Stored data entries
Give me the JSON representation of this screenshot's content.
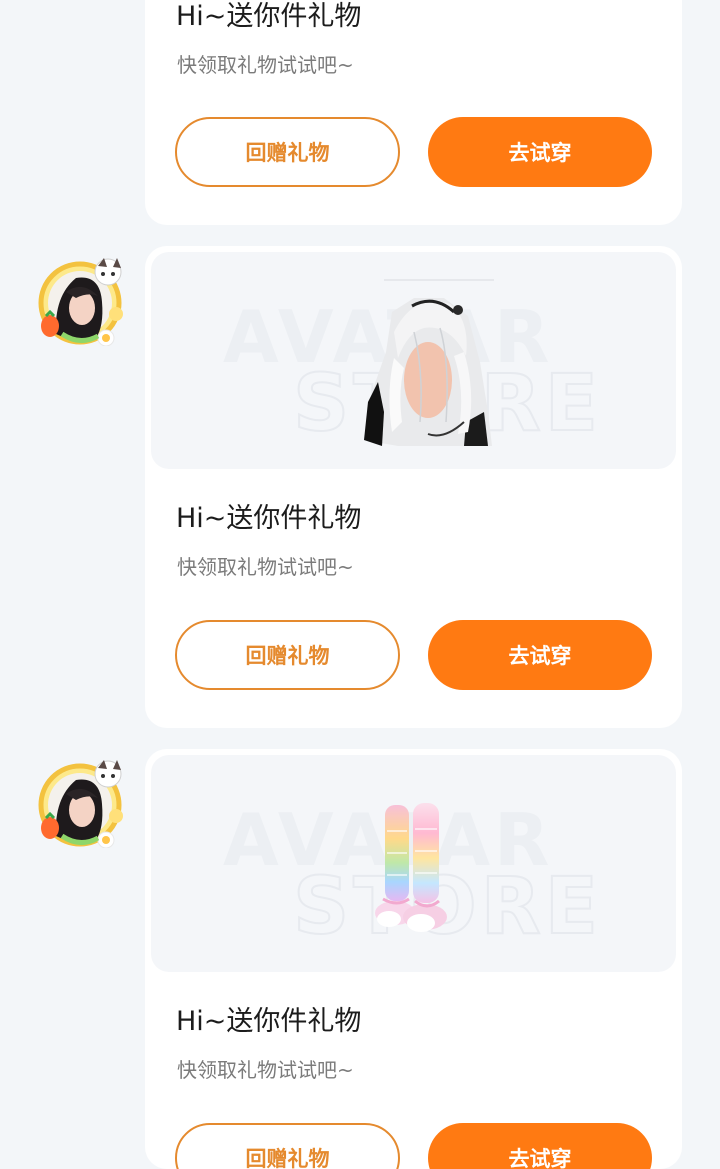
{
  "messages": [
    {
      "title": "Hi~送你件礼物",
      "subtitle": "快领取礼物试试吧~",
      "return_gift_label": "回赠礼物",
      "try_on_label": "去试穿"
    },
    {
      "title": "Hi~送你件礼物",
      "subtitle": "快领取礼物试试吧~",
      "return_gift_label": "回赠礼物",
      "try_on_label": "去试穿",
      "watermark_line1": "AVATAR",
      "watermark_line2": "STORE",
      "item_icon": "white-hair-icon"
    },
    {
      "title": "Hi~送你件礼物",
      "subtitle": "快领取礼物试试吧~",
      "return_gift_label": "回赠礼物",
      "try_on_label": "去试穿",
      "watermark_line1": "AVATAR",
      "watermark_line2": "STORE",
      "item_icon": "rainbow-leg-warmers-icon"
    }
  ],
  "colors": {
    "accent": "#ff7a12",
    "outline": "#e58a2e",
    "background": "#f3f6f9",
    "card": "#ffffff"
  }
}
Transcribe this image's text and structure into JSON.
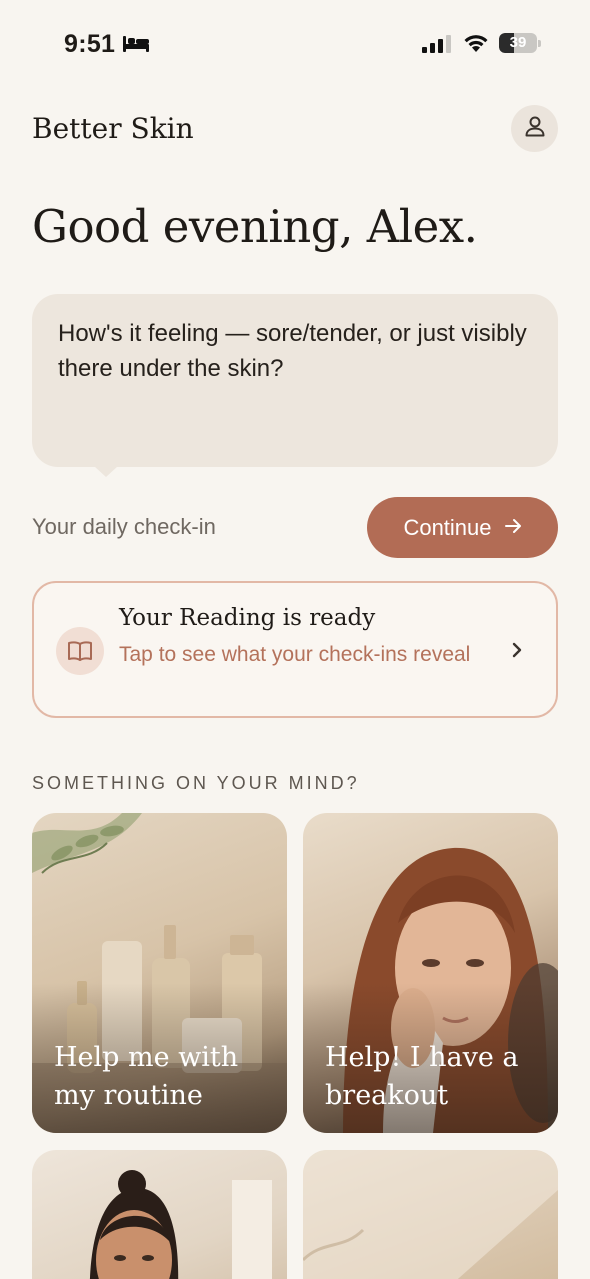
{
  "status_bar": {
    "time": "9:51",
    "battery": "39",
    "battery_level": 0.39
  },
  "header": {
    "app_title": "Better Skin",
    "profile_icon": "person-icon"
  },
  "greeting": "Good evening, Alex.",
  "check_in": {
    "question": "How's it feeling — sore/tender, or just visibly there under the skin?",
    "label": "Your daily check-in",
    "continue_label": "Continue",
    "continue_icon": "arrow-right-icon"
  },
  "reading_card": {
    "title": "Your Reading is ready",
    "subtitle": "Tap to see what your check-ins reveal",
    "icon": "book-icon"
  },
  "topics": {
    "heading": "SOMETHING ON YOUR MIND?",
    "items": [
      {
        "label": "Help me with my routine",
        "image": "skincare-bottles-photo"
      },
      {
        "label": "Help! I have a breakout",
        "image": "woman-touching-cheek-photo"
      },
      {
        "label": "",
        "image": "woman-portrait-photo"
      },
      {
        "label": "",
        "image": "sunlit-wall-photo"
      }
    ]
  },
  "colors": {
    "background": "#f8f5f0",
    "accent": "#b26c55",
    "bubble": "#ede6dd",
    "card_border": "#e2b8a6"
  }
}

WHAT IS ASKED
Look for the word "photo" and return every line where it occurs.

CORRECT ANSWER
        "image": "skincare-bottles-photo"
        "image": "woman-touching-cheek-photo"
        "image": "woman-portrait-photo"
        "image": "sunlit-wall-photo"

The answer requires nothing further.